Prompt - Skip the pictures and quote all of the lines exactly.

** start Material provided **

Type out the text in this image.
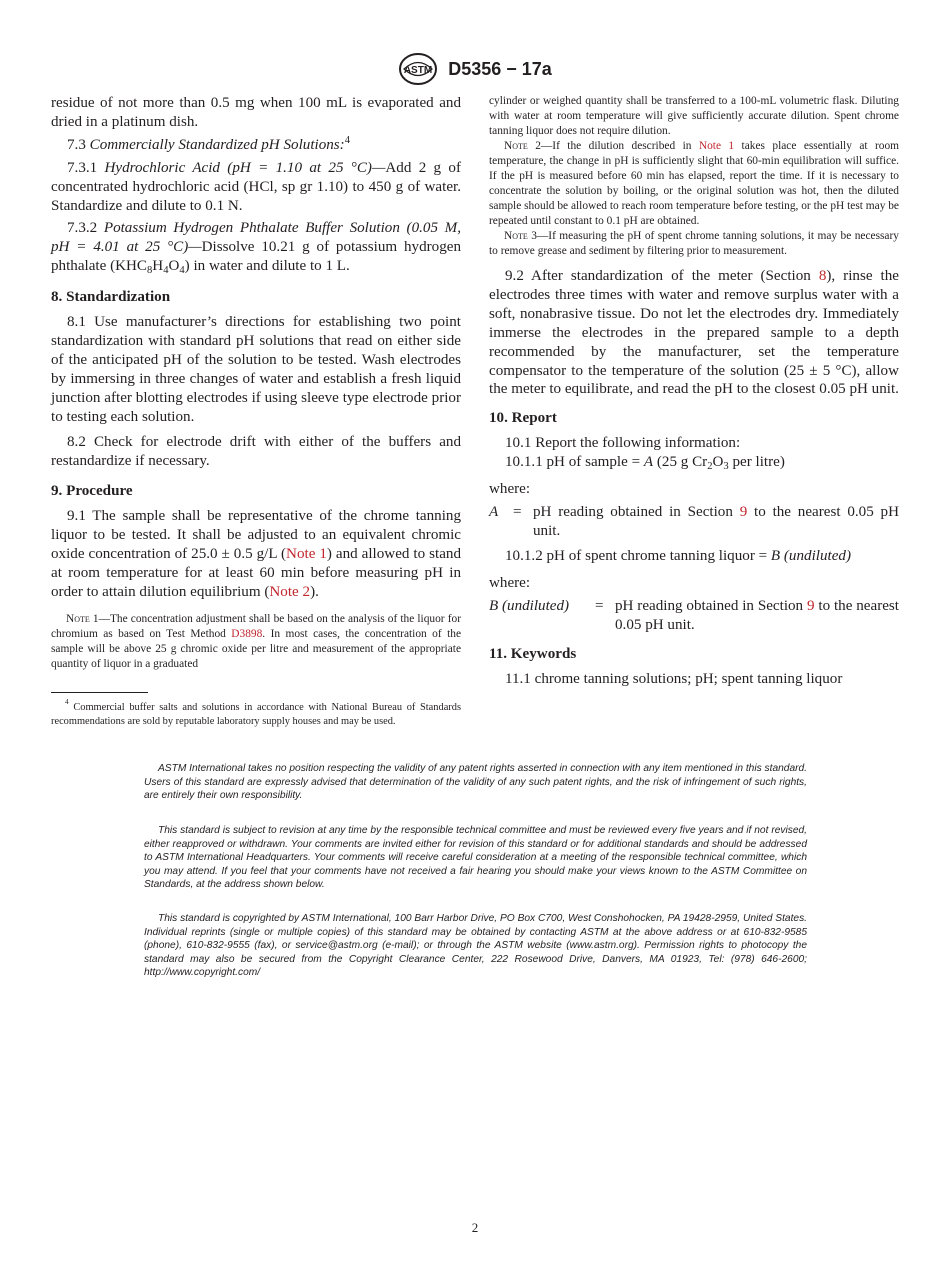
ASTM D5356 − 17a

residue of not more than 0.5 mg when 100 mL is evaporated and dried in a platinum dish.

7.3 Commercially Standardized pH Solutions:$^4$

7.3.1 Hydrochloric Acid (pH = 1.10 at 25 °C)—Add 2 g of concentrated hydrochloric acid (HCl, sp gr 1.10) to 450 g of water. Standardize and dilute to 0.1 N.

7.3.2 Potassium Hydrogen Phthalate Buffer Solution (0.05 M, pH = 4.01 at 25 °C)—Dissolve 10.21 g of potassium hydrogen phthalate $(KHC_8H_4O_4)$ in water and dilute to 1 L.

8. Standardization

8.1 Use manufacturer’s directions for establishing two point standardization with standard pH solutions that read on either side of the anticipated pH of the solution to be tested. Wash electrodes by immersing in three changes of water and establish a fresh liquid junction after blotting electrodes if using sleeve type electrode prior to testing each solution.

8.2 Check for electrode drift with either of the buffers and restandardize if necessary.

9. Procedure

9.1 The sample shall be representative of the chrome tanning liquor to be tested. It shall be adjusted to an equivalent chromic oxide concentration of 25.0 ± 0.5 g/L (Note 1) and allowed to stand at room temperature for at least 60 min before measuring pH in order to attain dilution equilibrium (Note 2).

Note 1—The concentration adjustment shall be based on the analysis of the liquor for chromium as based on Test Method D3898. In most cases, the concentration of the sample will be above 25 g chromic oxide per litre and measurement of the appropriate quantity of liquor in a graduated

$^4$ Commercial buffer salts and solutions in accordance with National Bureau of Standards recommendations are sold by reputable laboratory supply houses and may be used.

cylinder or weighed quantity shall be transferred to a 100-mL volumetric flask. Diluting with water at room temperature will give sufficiently accurate dilution. Spent chrome tanning liquor does not require dilution.

Note 2—If the dilution described in Note 1 takes place essentially at room temperature, the change in pH is sufficiently slight that 60-min equilibration will suffice. If the pH is measured before 60 min has elapsed, report the time. If it is necessary to concentrate the solution by boiling, or the original solution was hot, then the diluted sample should be allowed to reach room temperature before testing, or the pH test may be repeated until constant to 0.1 pH are obtained.

Note 3—If measuring the pH of spent chrome tanning solutions, it may be necessary to remove grease and sediment by filtering prior to measurement.

9.2 After standardization of the meter (Section 8), rinse the electrodes three times with water and remove surplus water with a soft, nonabrasive tissue. Do not let the electrodes dry. Immediately immerse the electrodes in the prepared sample to a depth recommended by the manufacturer, set the temperature compensator to the temperature of the solution (25 ± 5 °C), allow the meter to equilibrate, and read the pH to the closest 0.05 pH unit.

10. Report

10.1 Report the following information:

10.1.1 pH of sample = A (25 g $Cr_2O_3$ per litre)

where:

A = pH reading obtained in Section 9 to the nearest 0.05 pH unit.

10.1.2 pH of spent chrome tanning liquor = B (undiluted)

where:

B (undiluted)	= pH reading obtained in Section 9 to the nearest 0.05 pH unit.

11. Keywords

11.1 chrome tanning solutions; pH; spent tanning liquor

ASTM International takes no position respecting the validity of any patent rights asserted in connection with any item mentioned in this standard. Users of this standard are expressly advised that determination of the validity of any such patent rights, and the risk of infringement of such rights, are entirely their own responsibility.

This standard is subject to revision at any time by the responsible technical committee and must be reviewed every five years and if not revised, either reapproved or withdrawn. Your comments are invited either for revision of this standard or for additional standards and should be addressed to ASTM International Headquarters. Your comments will receive careful consideration at a meeting of the responsible technical committee, which you may attend. If you feel that your comments have not received a fair hearing you should make your views known to the ASTM Committee on Standards, at the address shown below.

This standard is copyrighted by ASTM International, 100 Barr Harbor Drive, PO Box C700, West Conshohocken, PA 19428-2959, United States. Individual reprints (single or multiple copies) of this standard may be obtained by contacting ASTM at the above address or at 610-832-9585 (phone), 610-832-9555 (fax), or service@astm.org (e-mail); or through the ASTM website (www.astm.org). Permission rights to photocopy the standard may also be secured from the Copyright Clearance Center, 222 Rosewood Drive, Danvers, MA 01923, Tel: (978) 646-2600; http://www.copyright.com/

2
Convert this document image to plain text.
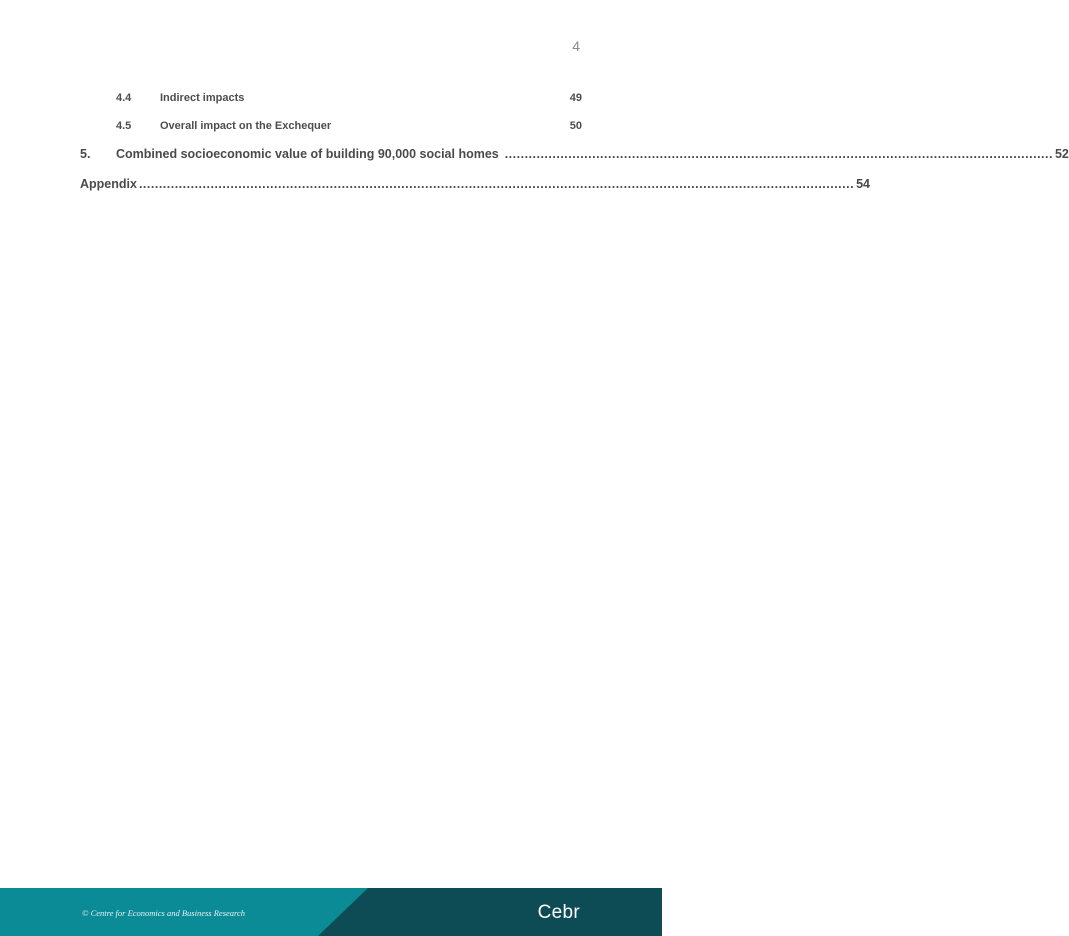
4
4.4	Indirect impacts	49
4.5	Overall impact on the Exchequer	50
5.	Combined socioeconomic value of building 90,000 social homes .......................................................................................................................................... 52
Appendix .................................................................................................................................................................................... 54
© Centre for Economics and Business Research	Cebr
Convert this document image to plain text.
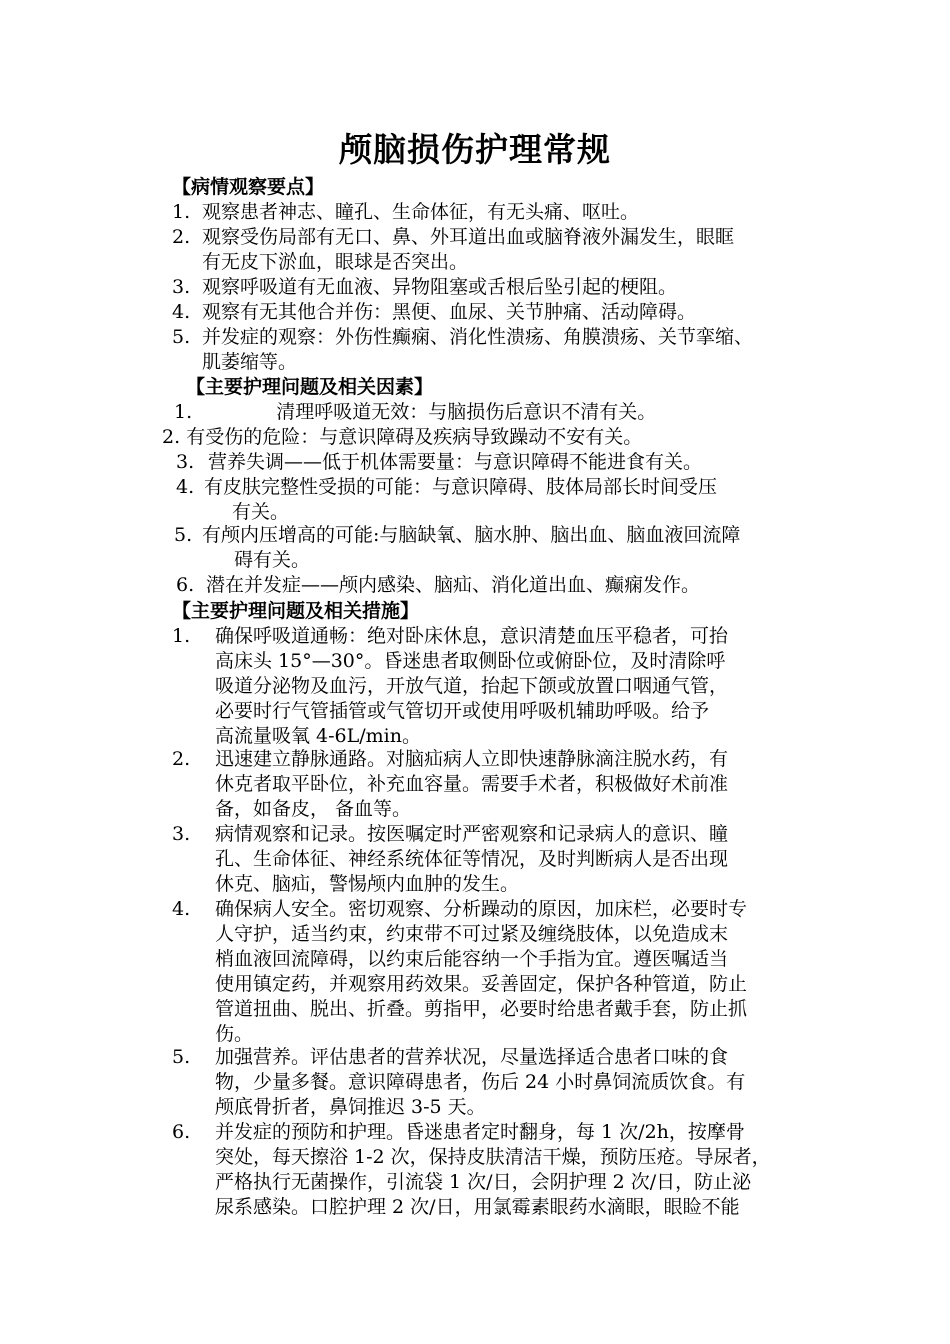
颅脑损伤护理常规
【病情观察要点】
1. 观察患者神志、瞳孔、生命体征，有无头痛、呕吐。
2. 观察受伤局部有无口、鼻、外耳道出血或脑脊液外漏发生，眼眶
有无皮下淤血，眼球是否突出。
3. 观察呼吸道有无血液、异物阻塞或舌根后坠引起的梗阻。
4. 观察有无其他合并伤：黑便、血尿、关节肿痛、活动障碍。
5. 并发症的观察：外伤性癫痫、消化性溃疡、角膜溃疡、关节挛缩、
肌萎缩等。
【主要护理问题及相关因素】
1.	清理呼吸道无效：与脑损伤后意识不清有关。
2. 有受伤的危险：与意识障碍及疾病导致躁动不安有关。
3. 营养失调——低于机体需要量：与意识障碍不能进食有关。
4. 有皮肤完整性受损的可能：与意识障碍、肢体局部长时间受压
有关。
5. 有颅内压增高的可能:与脑缺氧、脑水肿、脑出血、脑血液回流障
碍有关。
6. 潜在并发症——颅内感染、脑疝、消化道出血、癫痫发作。
【主要护理问题及相关措施】
1. 确保呼吸道通畅：绝对卧床休息，意识清楚血压平稳者，可抬
高床头 15°—30°。昏迷患者取侧卧位或俯卧位，及时清除呼
吸道分泌物及血污，开放气道，抬起下颌或放置口咽通气管，
必要时行气管插管或气管切开或使用呼吸机辅助呼吸。给予
高流量吸氧 4-6L/min。
2. 迅速建立静脉通路。对脑疝病人立即快速静脉滴注脱水药，有
休克者取平卧位，补充血容量。需要手术者，积极做好术前准
备，如备皮， 备血等。
3. 病情观察和记录。按医嘱定时严密观察和记录病人的意识、瞳
孔、生命体征、神经系统体征等情况，及时判断病人是否出现
休克、脑疝，警惕颅内血肿的发生。
4. 确保病人安全。密切观察、分析躁动的原因，加床栏，必要时专
人守护，适当约束，约束带不可过紧及缠绕肢体，以免造成末
梢血液回流障碍，以约束后能容纳一个手指为宜。遵医嘱适当
使用镇定药，并观察用药效果。妥善固定，保护各种管道，防止
管道扭曲、脱出、折叠。剪指甲，必要时给患者戴手套，防止抓
伤。
5. 加强营养。评估患者的营养状况，尽量选择适合患者口味的食
物，少量多餐。意识障碍患者，伤后 24 小时鼻饲流质饮食。有
颅底骨折者，鼻饲推迟 3-5 天。
6. 并发症的预防和护理。昏迷患者定时翻身，每 1 次/2h，按摩骨
突处，每天擦浴 1-2 次，保持皮肤清洁干燥，预防压疮。导尿者，
严格执行无菌操作，引流袋 1 次/日，会阴护理 2 次/日，防止泌
尿系感染。口腔护理 2 次/日，用氯霉素眼药水滴眼，眼睑不能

** end Material provided **

Solution for this problem -
Type out the text in this image.
ASTM D5356 − 17a

residue of not more than 0.5 mg when 100 mL is evaporated and dried in a platinum dish.

7.3 Commercially Standardized pH Solutions:$^4$

7.3.1 Hydrochloric Acid (pH = 1.10 at 25 °C)—Add 2 g of concentrated hydrochloric acid (HCl, sp gr 1.10) to 450 g of water. Standardize and dilute to 0.1 N.

7.3.2 Potassium Hydrogen Phthalate Buffer Solution (0.05 M, pH = 4.01 at 25 °C)—Dissolve 10.21 g of potassium hydrogen phthalate $(KHC_8H_4O_4)$ in water and dilute to 1 L.

8. Standardization

8.1 Use manufacturer’s directions for establishing two point standardization with standard pH solutions that read on either side of the anticipated pH of the solution to be tested. Wash electrodes by immersing in three changes of water and establish a fresh liquid junction after blotting electrodes if using sleeve type electrode prior to testing each solution.

8.2 Check for electrode drift with either of the buffers and restandardize if necessary.

9. Procedure

9.1 The sample shall be representative of the chrome tanning liquor to be tested. It shall be adjusted to an equivalent chromic oxide concentration of 25.0 ± 0.5 g/L (Note 1) and allowed to stand at room temperature for at least 60 min before measuring pH in order to attain dilution equilibrium (Note 2).

Note 1—The concentration adjustment shall be based on the analysis of the liquor for chromium as based on Test Method D3898. In most cases, the concentration of the sample will be above 25 g chromic oxide per litre and measurement of the appropriate quantity of liquor in a graduated

$^4$ Commercial buffer salts and solutions in accordance with National Bureau of Standards recommendations are sold by reputable laboratory supply houses and may be used.

cylinder or weighed quantity shall be transferred to a 100-mL volumetric flask. Diluting with water at room temperature will give sufficiently accurate dilution. Spent chrome tanning liquor does not require dilution.

Note 2—If the dilution described in Note 1 takes place essentially at room temperature, the change in pH is sufficiently slight that 60-min equilibration will suffice. If the pH is measured before 60 min has elapsed, report the time. If it is necessary to concentrate the solution by boiling, or the original solution was hot, then the diluted sample should be allowed to reach room temperature before testing, or the pH test may be repeated until constant to 0.1 pH are obtained.

Note 3—If measuring the pH of spent chrome tanning solutions, it may be necessary to remove grease and sediment by filtering prior to measurement.

9.2 After standardization of the meter (Section 8), rinse the electrodes three times with water and remove surplus water with a soft, nonabrasive tissue. Do not let the electrodes dry. Immediately immerse the electrodes in the prepared sample to a depth recommended by the manufacturer, set the temperature compensator to the temperature of the solution (25 ± 5 °C), allow the meter to equilibrate, and read the pH to the closest 0.05 pH unit.

10. Report

10.1 Report the following information:

10.1.1 pH of sample = A (25 g $Cr_2O_3$ per litre)

where:

A = pH reading obtained in Section 9 to the nearest 0.05 pH unit.

10.1.2 pH of spent chrome tanning liquor = B (undiluted)

where:

B (undiluted)	= pH reading obtained in Section 9 to the nearest 0.05 pH unit.

11. Keywords

11.1 chrome tanning solutions; pH; spent tanning liquor

ASTM International takes no position respecting the validity of any patent rights asserted in connection with any item mentioned in this standard. Users of this standard are expressly advised that determination of the validity of any such patent rights, and the risk of infringement of such rights, are entirely their own responsibility.

This standard is subject to revision at any time by the responsible technical committee and must be reviewed every five years and if not revised, either reapproved or withdrawn. Your comments are invited either for revision of this standard or for additional standards and should be addressed to ASTM International Headquarters. Your comments will receive careful consideration at a meeting of the responsible technical committee, which you may attend. If you feel that your comments have not received a fair hearing you should make your views known to the ASTM Committee on Standards, at the address shown below.

This standard is copyrighted by ASTM International, 100 Barr Harbor Drive, PO Box C700, West Conshohocken, PA 19428-2959, United States. Individual reprints (single or multiple copies) of this standard may be obtained by contacting ASTM at the above address or at 610-832-9585 (phone), 610-832-9555 (fax), or service@astm.org (e-mail); or through the ASTM website (www.astm.org). Permission rights to photocopy the standard may also be secured from the Copyright Clearance Center, 222 Rosewood Drive, Danvers, MA 01923, Tel: (978) 646-2600; http://www.copyright.com/

2
Convert this document image to plain text.
4
4.4	Indirect impacts	49
4.5	Overall impact on the Exchequer	50
5.	Combined socioeconomic value of building 90,000 social homes .......................................................................................................................................... 52
Appendix .................................................................................................................................................................................... 54
© Centre for Economics and Business Research	Cebr
Convert this document image to plain text.
颅脑损伤护理常规
【病情观察要点】
1. 观察患者神志、瞳孔、生命体征，有无头痛、呕吐。
2. 观察受伤局部有无口、鼻、外耳道出血或脑脊液外漏发生，眼眶
有无皮下淤血，眼球是否突出。
3. 观察呼吸道有无血液、异物阻塞或舌根后坠引起的梗阻。
4. 观察有无其他合并伤：黑便、血尿、关节肿痛、活动障碍。
5. 并发症的观察：外伤性癫痫、消化性溃疡、角膜溃疡、关节挛缩、
肌萎缩等。
【主要护理问题及相关因素】
1.	清理呼吸道无效：与脑损伤后意识不清有关。
2. 有受伤的危险：与意识障碍及疾病导致躁动不安有关。
3. 营养失调——低于机体需要量：与意识障碍不能进食有关。
4. 有皮肤完整性受损的可能：与意识障碍、肢体局部长时间受压
有关。
5. 有颅内压增高的可能:与脑缺氧、脑水肿、脑出血、脑血液回流障
碍有关。
6. 潜在并发症——颅内感染、脑疝、消化道出血、癫痫发作。
【主要护理问题及相关措施】
1. 确保呼吸道通畅：绝对卧床休息，意识清楚血压平稳者，可抬
高床头 15°—30°。昏迷患者取侧卧位或俯卧位，及时清除呼
吸道分泌物及血污，开放气道，抬起下颌或放置口咽通气管，
必要时行气管插管或气管切开或使用呼吸机辅助呼吸。给予
高流量吸氧 4-6L/min。
2. 迅速建立静脉通路。对脑疝病人立即快速静脉滴注脱水药，有
休克者取平卧位，补充血容量。需要手术者，积极做好术前准
备，如备皮， 备血等。
3. 病情观察和记录。按医嘱定时严密观察和记录病人的意识、瞳
孔、生命体征、神经系统体征等情况，及时判断病人是否出现
休克、脑疝，警惕颅内血肿的发生。
4. 确保病人安全。密切观察、分析躁动的原因，加床栏，必要时专
人守护，适当约束，约束带不可过紧及缠绕肢体，以免造成末
梢血液回流障碍，以约束后能容纳一个手指为宜。遵医嘱适当
使用镇定药，并观察用药效果。妥善固定，保护各种管道，防止
管道扭曲、脱出、折叠。剪指甲，必要时给患者戴手套，防止抓
伤。
5. 加强营养。评估患者的营养状况，尽量选择适合患者口味的食
物，少量多餐。意识障碍患者，伤后 24 小时鼻饲流质饮食。有
颅底骨折者，鼻饲推迟 3-5 天。
6. 并发症的预防和护理。昏迷患者定时翻身，每 1 次/2h，按摩骨
突处，每天擦浴 1-2 次，保持皮肤清洁干燥，预防压疮。导尿者，
严格执行无菌操作，引流袋 1 次/日，会阴护理 2 次/日，防止泌
尿系感染。口腔护理 2 次/日，用氯霉素眼药水滴眼，眼睑不能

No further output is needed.